WRITTEN REQUEST: Identify the lines that contain the string "jego", then copy each of them.

>> Start DATA SHOWN

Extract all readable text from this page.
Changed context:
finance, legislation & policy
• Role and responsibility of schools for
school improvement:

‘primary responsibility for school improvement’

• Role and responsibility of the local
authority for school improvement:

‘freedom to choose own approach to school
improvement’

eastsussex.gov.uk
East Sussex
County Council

>> End DATA SHOWN
>> Start DATA SHOWN

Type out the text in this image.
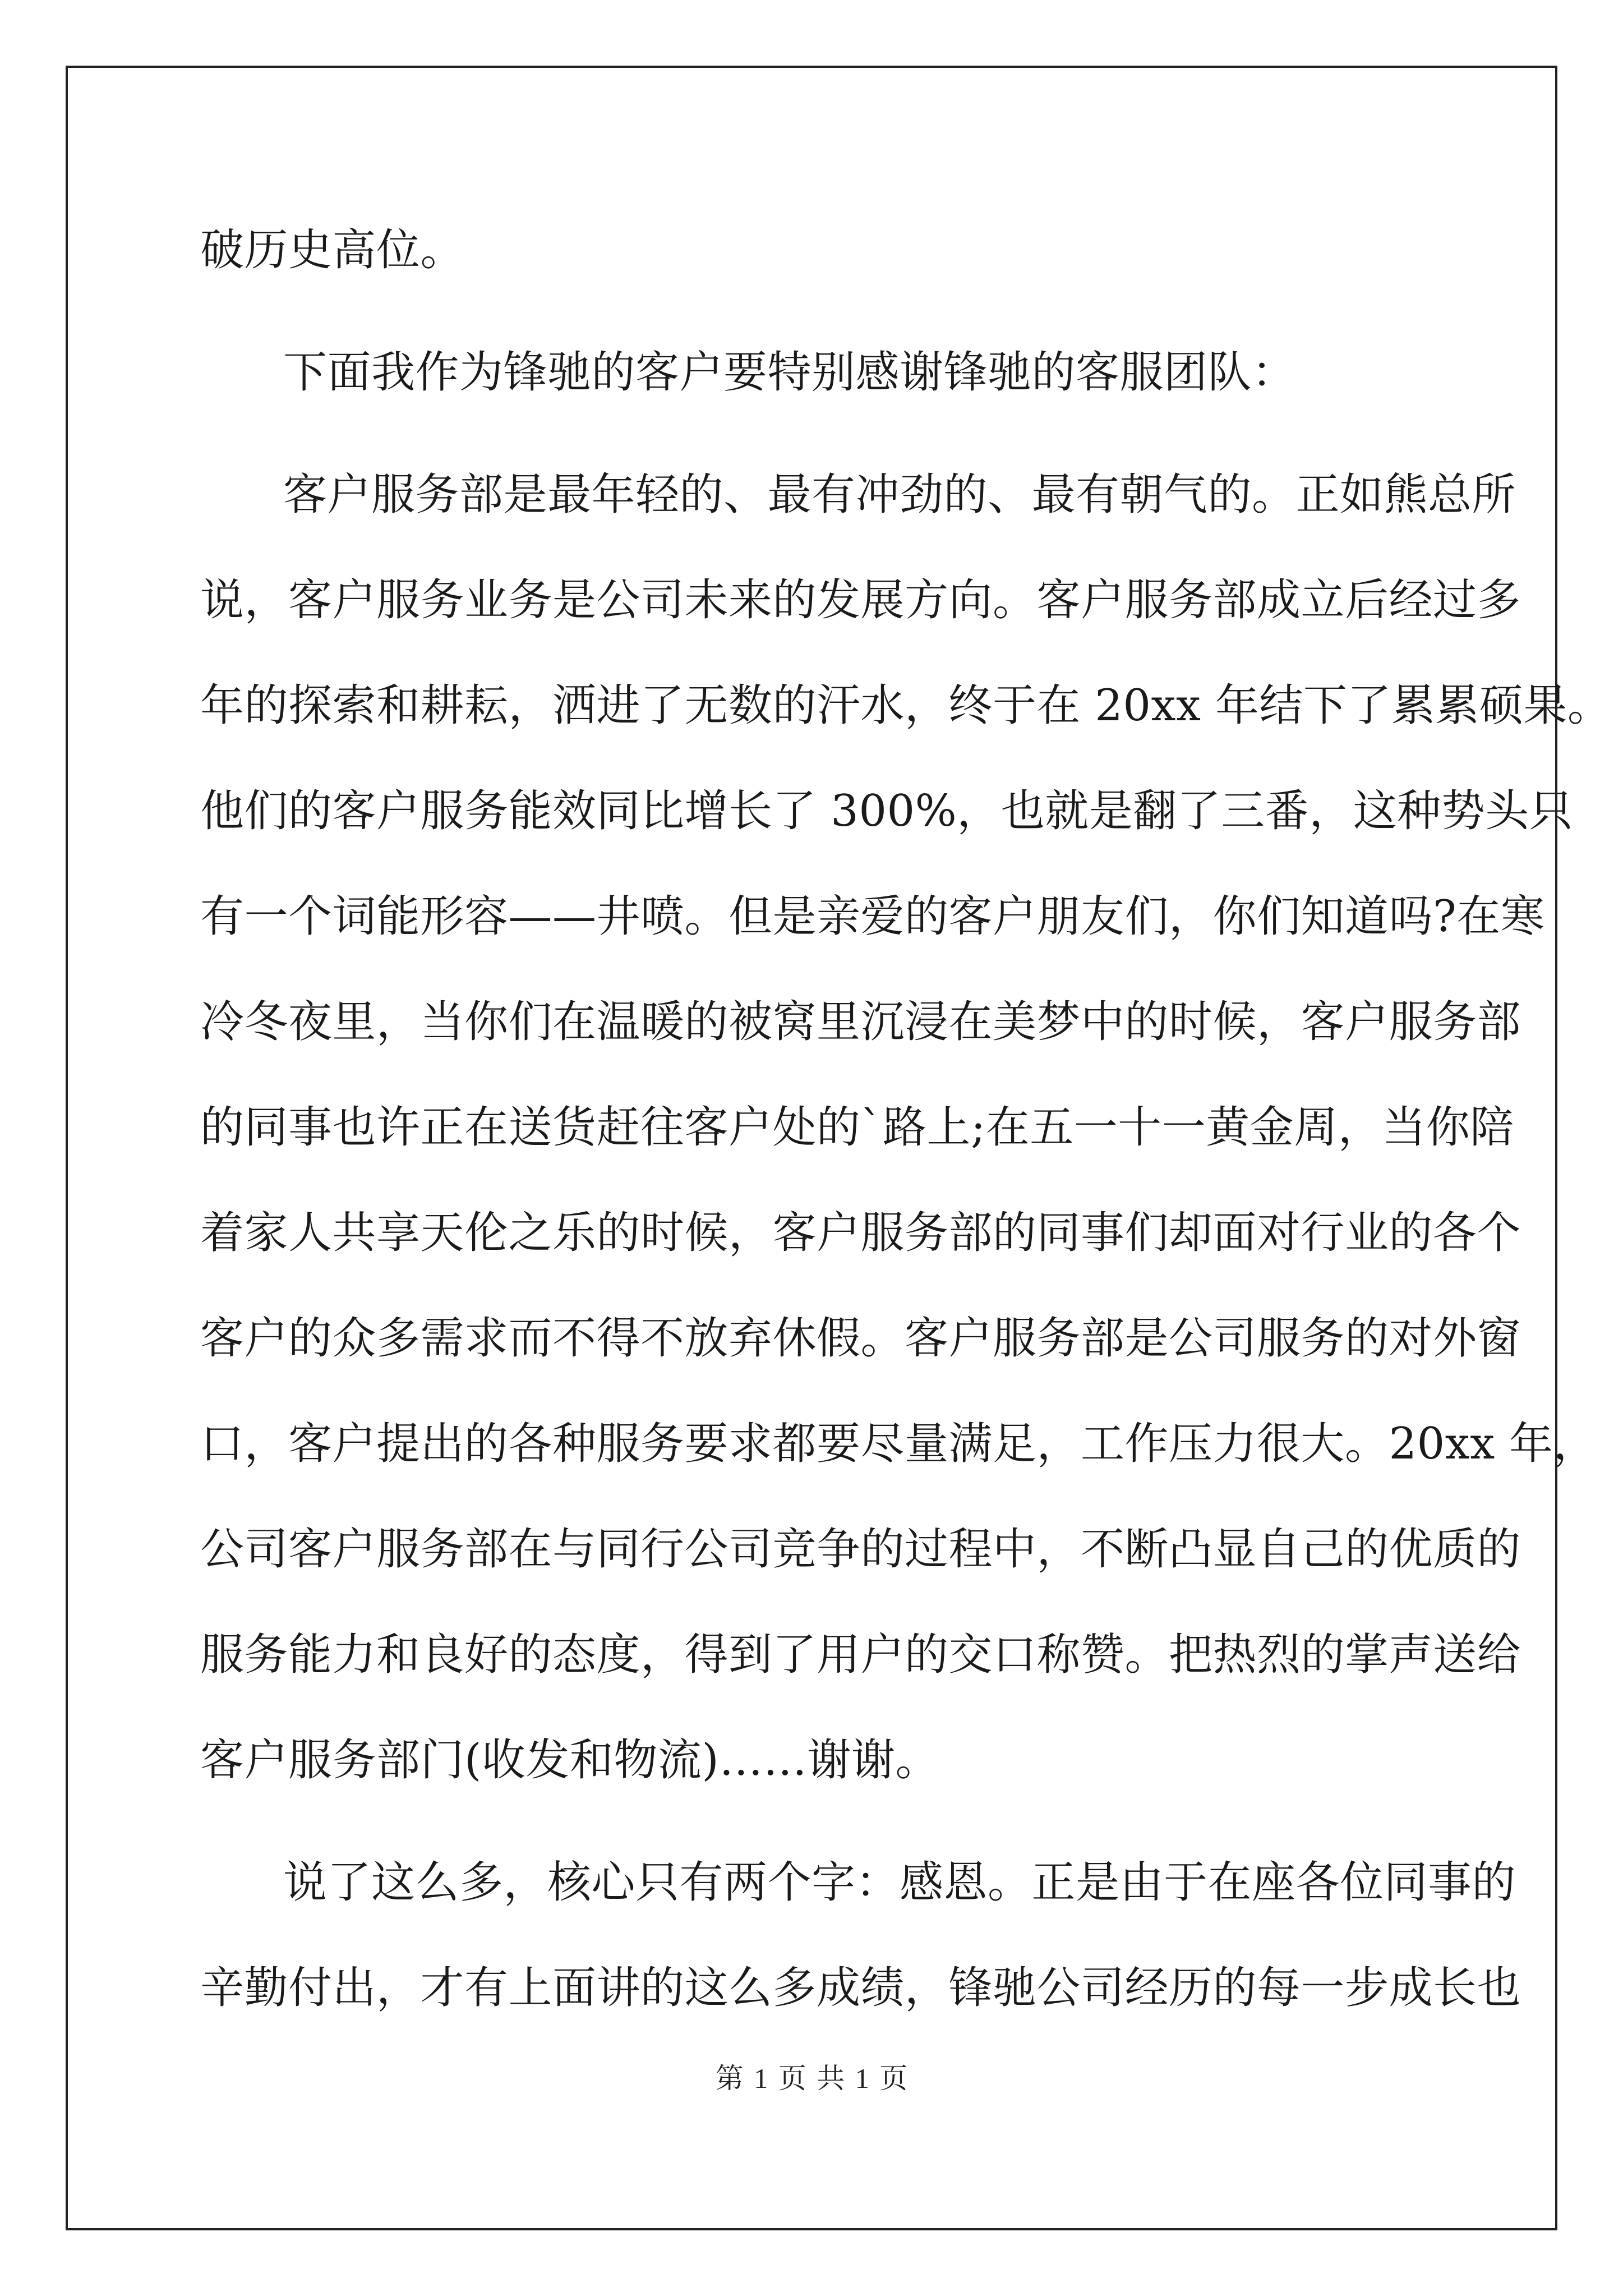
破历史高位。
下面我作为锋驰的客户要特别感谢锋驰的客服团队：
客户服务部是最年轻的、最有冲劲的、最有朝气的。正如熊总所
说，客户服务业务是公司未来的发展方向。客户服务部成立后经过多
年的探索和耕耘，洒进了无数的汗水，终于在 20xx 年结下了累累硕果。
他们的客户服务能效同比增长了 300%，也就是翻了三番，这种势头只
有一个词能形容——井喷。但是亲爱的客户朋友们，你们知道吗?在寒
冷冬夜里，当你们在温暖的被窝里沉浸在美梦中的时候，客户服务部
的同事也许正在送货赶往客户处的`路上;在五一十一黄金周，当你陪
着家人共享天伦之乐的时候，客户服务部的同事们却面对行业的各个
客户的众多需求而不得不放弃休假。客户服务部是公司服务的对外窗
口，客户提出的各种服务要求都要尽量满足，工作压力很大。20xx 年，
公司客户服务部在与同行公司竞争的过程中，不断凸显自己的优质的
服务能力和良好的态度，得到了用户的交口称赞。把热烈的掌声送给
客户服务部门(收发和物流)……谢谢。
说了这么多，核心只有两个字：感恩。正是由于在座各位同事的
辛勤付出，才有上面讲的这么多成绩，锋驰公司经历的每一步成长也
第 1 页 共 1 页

>> End DATA SHOWN
>> Start DATA SHOWN

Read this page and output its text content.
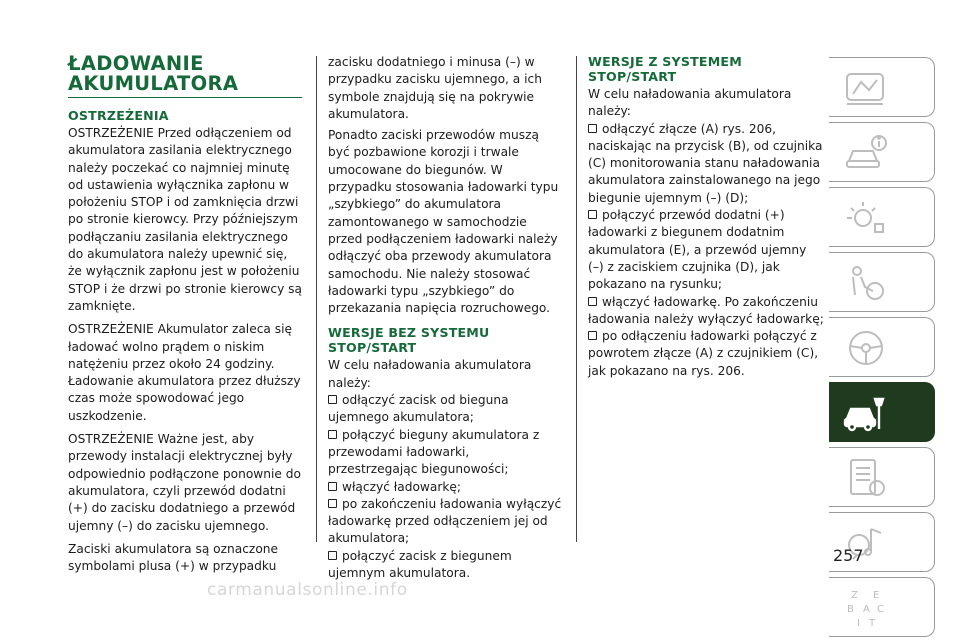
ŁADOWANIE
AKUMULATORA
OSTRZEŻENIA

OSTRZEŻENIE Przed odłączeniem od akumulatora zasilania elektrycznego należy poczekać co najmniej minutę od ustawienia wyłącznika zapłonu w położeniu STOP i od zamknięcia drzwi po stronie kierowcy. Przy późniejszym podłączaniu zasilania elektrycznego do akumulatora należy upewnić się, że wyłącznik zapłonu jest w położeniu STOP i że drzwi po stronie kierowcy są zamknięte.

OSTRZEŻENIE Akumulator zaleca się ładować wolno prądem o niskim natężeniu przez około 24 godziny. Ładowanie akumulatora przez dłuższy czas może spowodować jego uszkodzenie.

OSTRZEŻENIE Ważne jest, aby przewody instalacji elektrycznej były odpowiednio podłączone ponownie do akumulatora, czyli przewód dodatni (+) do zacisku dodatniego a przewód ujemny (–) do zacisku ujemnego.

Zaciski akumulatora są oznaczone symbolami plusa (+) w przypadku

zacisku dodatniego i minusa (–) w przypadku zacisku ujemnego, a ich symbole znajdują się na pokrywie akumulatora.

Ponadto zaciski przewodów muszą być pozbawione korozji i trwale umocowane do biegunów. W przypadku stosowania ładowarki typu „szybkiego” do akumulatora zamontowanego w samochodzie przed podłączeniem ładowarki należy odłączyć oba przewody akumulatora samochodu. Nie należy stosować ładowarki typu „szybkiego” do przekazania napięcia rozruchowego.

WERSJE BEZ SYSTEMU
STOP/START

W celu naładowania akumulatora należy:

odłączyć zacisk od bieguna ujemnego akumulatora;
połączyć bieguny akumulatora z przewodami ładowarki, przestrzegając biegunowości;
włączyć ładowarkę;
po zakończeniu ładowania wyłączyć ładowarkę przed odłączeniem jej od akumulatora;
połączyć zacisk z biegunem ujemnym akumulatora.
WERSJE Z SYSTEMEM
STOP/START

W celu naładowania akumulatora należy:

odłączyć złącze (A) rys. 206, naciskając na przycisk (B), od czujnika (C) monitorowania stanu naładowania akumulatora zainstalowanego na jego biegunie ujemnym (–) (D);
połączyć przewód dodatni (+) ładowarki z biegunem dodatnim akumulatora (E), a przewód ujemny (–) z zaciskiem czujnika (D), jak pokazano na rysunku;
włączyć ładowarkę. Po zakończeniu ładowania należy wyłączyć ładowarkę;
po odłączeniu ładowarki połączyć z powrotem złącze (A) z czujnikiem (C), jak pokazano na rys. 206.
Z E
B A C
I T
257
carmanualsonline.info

>> End DATA SHOWN

FULL OUTPUT:
OSTRZEŻENIE Akumulator zaleca się ładować wolno prądem o niskim natężeniu przez około 24 godziny. Ładowanie akumulatora przez dłuższy czas może spowodować jego uszkodzenie.
odłączyć złącze (A) rys. 206, naciskając na przycisk (B), od czujnika (C) monitorowania stanu naładowania akumulatora zainstalowanego na jego biegunie ujemnym (–) (D);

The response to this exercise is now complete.